- **EXPLORE THE MATERIAL**:
**1.** Extract, word for word, everything in the Maven setup post from "Last week Michael" down to "on FUSE Forge.".
**2.** Name the technologies that the Maven setup post says Michael Nygard tweeted about having difficulties with.
**3.** Proceed with the blog post on the vCloud team's Maven setup, starting right after its last sentence.

- **TEXT PROVIDED**:
━━━━━━━━━━━━━━━━━━━━
Last week Michael Nygard tweeted about difficulties with Eclipse, Maven, OSGi, and Spring DM. Given that Michael and others have expressed interest in hearing how we’ve been using all of those technologies when developing VMware’s forthcoming vCloud product, I thought I’d try to go through it over the next week or two in a series of blog posts. Today’s post will provide some of the details about our base Maven setup.

Note: I won’t be talking about the specifics of our product, so if you’d like more details please consult the presentation from my colleague Orran Krieger. I’m also not going to touch much on our deployment work; for that see my other colleague Stephen Evanchik’s blog or the Eclipse Integration for Karaf project he started on FUSE Forge.

Project layout and building the product

The product codebase is almost entirely Java and when we first started writing code last year it seemed to make sense to use a tool that understood Java and was able to help us resolve third-party dependencies. At the time we weren’t really aware of Ant+Ivy, so we opted to go with Maven. It was also nice that Maven follows the convention-over-configuration approach which made it very easy to create new modules and quickly get new developers up to speed. One downside at the time was that the Sonatype folks were still working on their Maven book, so we ended up having to figure out a number of Maven best practices on our own, which resulted in some frustration early on until we got over the learning curve. Today we have about 120 modules that are part of the build, and 1-2 dozen additional modules that are not part of the regular process.

We have a single master POM that defines the project defaults (including artifact versions and plug-in configurations). The rest of the modules are organized into subsystems, and each subsystem has its own POM to allow us to build them in isolation if we wish (in some cases there are inter-subsystem dependencies that prevent us from doing so). For the final deliverable we rely on Maven assemblies to collect the appropriate artifacts and package them into a tarball suitable for distribution.

One other important distinction is that we always download artifacts into a local repository that is checked into Perforce (the SCM system we use) and run Maven in offline mode. This allows us to reproduce any build based on the Perforce changelist number and also means the team doesn’t spend all day downloading artifacts just to do a build.
━━━━━━━━━━━━━━━━━━━━
- **RECORD SET**:
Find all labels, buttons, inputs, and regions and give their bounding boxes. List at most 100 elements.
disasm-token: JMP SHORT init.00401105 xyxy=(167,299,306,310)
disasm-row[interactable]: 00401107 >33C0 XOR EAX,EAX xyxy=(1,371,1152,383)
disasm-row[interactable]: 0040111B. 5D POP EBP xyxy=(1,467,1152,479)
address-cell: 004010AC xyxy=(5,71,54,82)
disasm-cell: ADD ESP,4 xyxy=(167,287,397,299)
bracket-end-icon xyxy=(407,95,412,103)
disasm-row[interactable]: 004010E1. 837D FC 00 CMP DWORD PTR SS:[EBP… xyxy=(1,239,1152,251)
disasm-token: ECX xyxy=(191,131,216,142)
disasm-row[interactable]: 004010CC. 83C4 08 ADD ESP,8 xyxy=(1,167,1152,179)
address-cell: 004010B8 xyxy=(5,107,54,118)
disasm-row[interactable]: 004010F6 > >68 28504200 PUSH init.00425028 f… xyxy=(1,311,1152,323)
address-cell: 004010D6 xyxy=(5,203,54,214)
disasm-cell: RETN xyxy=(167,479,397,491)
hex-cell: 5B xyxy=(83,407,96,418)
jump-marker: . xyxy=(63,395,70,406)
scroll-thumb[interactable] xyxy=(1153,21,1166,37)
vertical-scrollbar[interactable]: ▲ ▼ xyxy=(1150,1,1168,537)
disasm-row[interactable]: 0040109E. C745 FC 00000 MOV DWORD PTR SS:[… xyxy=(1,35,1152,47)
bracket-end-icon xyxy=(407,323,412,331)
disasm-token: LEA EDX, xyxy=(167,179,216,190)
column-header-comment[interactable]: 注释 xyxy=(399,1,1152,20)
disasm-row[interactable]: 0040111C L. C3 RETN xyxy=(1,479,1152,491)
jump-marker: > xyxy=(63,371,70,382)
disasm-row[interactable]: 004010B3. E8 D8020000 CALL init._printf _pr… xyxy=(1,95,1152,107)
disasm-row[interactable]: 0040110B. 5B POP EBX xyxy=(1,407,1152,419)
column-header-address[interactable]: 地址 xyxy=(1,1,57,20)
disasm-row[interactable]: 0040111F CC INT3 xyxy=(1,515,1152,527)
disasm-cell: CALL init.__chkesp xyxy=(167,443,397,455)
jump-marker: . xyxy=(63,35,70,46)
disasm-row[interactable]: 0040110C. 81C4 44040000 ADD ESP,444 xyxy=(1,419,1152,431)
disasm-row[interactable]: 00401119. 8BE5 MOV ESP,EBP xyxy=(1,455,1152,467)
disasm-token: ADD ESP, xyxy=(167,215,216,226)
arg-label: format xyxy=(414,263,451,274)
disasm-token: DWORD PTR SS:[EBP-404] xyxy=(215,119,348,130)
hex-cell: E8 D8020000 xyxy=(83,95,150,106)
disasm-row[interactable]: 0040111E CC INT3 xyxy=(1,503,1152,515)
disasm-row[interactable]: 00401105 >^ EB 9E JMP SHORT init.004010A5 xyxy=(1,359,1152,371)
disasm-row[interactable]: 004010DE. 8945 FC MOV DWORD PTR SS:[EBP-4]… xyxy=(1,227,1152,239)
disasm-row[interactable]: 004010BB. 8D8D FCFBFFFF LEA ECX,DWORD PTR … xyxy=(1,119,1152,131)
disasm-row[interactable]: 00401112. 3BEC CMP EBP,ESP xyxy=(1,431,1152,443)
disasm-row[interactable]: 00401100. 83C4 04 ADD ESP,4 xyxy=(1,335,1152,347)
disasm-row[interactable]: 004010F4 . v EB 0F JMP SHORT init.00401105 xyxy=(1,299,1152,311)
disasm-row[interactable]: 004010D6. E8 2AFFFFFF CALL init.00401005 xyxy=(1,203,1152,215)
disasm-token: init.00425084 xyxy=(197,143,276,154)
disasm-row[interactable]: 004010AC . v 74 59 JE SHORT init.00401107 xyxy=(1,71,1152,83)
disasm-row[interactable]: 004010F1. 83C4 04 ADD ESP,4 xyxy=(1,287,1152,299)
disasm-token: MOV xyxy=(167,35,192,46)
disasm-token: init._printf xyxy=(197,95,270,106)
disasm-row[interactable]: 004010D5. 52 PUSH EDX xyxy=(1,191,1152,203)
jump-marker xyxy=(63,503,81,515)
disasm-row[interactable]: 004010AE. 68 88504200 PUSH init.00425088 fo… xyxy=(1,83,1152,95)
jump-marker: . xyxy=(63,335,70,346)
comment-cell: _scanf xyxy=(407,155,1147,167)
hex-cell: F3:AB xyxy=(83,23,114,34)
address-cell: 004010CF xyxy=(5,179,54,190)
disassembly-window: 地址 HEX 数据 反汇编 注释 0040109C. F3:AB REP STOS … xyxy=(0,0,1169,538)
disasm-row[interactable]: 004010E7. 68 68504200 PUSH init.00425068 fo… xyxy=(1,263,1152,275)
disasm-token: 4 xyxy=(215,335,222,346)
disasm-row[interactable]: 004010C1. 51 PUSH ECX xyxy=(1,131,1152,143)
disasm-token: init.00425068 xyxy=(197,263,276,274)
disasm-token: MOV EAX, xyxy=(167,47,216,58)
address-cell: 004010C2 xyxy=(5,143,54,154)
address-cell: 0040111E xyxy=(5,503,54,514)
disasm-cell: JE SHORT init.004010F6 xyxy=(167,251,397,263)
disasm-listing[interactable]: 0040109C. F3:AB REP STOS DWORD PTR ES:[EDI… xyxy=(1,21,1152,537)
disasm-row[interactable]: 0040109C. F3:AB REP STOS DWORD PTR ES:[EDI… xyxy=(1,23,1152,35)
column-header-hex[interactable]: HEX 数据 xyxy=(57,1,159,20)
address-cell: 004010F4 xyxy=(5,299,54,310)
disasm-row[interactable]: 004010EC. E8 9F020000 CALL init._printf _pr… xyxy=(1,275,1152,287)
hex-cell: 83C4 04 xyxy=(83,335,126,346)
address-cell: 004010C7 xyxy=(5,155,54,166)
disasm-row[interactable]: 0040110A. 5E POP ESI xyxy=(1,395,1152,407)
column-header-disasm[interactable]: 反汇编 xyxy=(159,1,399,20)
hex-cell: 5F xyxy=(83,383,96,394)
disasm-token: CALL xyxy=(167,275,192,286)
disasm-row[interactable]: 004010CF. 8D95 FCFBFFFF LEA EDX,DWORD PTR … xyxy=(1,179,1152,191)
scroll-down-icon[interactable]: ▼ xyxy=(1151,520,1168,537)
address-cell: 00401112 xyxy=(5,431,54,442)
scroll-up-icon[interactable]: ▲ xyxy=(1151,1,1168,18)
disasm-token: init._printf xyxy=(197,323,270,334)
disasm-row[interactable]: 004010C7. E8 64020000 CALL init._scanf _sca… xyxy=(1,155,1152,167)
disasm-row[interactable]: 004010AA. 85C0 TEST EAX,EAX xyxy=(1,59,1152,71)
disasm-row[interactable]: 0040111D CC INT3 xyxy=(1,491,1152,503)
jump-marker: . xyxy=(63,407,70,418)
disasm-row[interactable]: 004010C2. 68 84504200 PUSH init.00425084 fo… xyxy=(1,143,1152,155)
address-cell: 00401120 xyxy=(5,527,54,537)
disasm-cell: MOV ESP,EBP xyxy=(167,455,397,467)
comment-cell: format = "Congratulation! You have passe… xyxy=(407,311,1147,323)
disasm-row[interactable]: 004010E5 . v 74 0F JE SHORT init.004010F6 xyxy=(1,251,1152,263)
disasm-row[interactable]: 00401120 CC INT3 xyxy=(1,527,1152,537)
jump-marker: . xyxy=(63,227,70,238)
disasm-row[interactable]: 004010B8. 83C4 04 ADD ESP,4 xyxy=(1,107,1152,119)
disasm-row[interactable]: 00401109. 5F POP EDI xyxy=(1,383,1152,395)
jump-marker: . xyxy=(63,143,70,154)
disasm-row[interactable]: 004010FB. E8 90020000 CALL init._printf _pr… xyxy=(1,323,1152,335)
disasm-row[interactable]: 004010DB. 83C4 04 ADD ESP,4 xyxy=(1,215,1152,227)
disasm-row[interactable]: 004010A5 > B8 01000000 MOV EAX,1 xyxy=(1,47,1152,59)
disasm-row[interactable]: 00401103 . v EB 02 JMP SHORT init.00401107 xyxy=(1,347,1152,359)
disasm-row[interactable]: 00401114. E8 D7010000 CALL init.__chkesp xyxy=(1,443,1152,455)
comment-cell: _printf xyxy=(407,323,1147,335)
━━━━━━━━━━━━━━━━━━━━
- **ANSWERS TO THE TASKS**:
**1.**
Last week Michael Nygard tweeted about difficulties with Eclipse, Maven, OSGi, and Spring DM. Given that Michael and others have expressed interest in hearing how we’ve been using all of those technologies when developing VMware’s forthcoming vCloud product, I thought I’d try to go through it over the next week or two in a series of blog posts. Today’s post will provide some of the details about our base Maven setup.

Note: I won’t be talking about the specifics of our product, so if you’d like more details please consult the presentation from my colleague Orran Krieger. I’m also not going to touch much on our deployment work; for that see my other colleague Stephen Evanchik’s blog or the Eclipse Integration for Karaf project he started on FUSE Forge.

**2.** Eclipse, Maven, OSGi, Spring DM

**3.**
Recommendations

  1. Place parent POMs in a sibling directory (i.e. ../foo-parent) instead of in the parent directory (../) as Eclipse/m2eclipse seems to handle the nested projects slightly better. We originally ran into problems where Eclipse would start shifting files and output artifacts around when the parent POM wasn’t in its own directory.
  2. Define variables in the master POM to capture artifact versions. This will allow you to update the value in one place and have the change automatically propagate throughout the system. There is nothing more frustrating than having to search and replace version strings through 120 modules and in different scopes. Multiply that by the number of artifacts that comprise Spring or Spring DM and you’ll soon be begging for a drink.
  3. Take advantage of the dependencyManagement and pluginManagement elements so artifact versions don’t need to be specified in child POMs.
  4. Utilize profiles to pull out processes that don’t need to be executed all of the time. We originally generated some JAXB and WSDL stubs every time until we eventually moved those goals into deactivated profiles for the few times they actually needed to be changed. We also started to do this for the MANIFEST.MF files, which I’ll touch on more in a future post.
  5. Don’t use snapshot versions of artifacts unless absolutely necessary. They make it extremely difficult (if not impossible) to produce repeatable builds. We got in the habit of disabling snapshots in our repository definitions to make sure they didn’t slip in.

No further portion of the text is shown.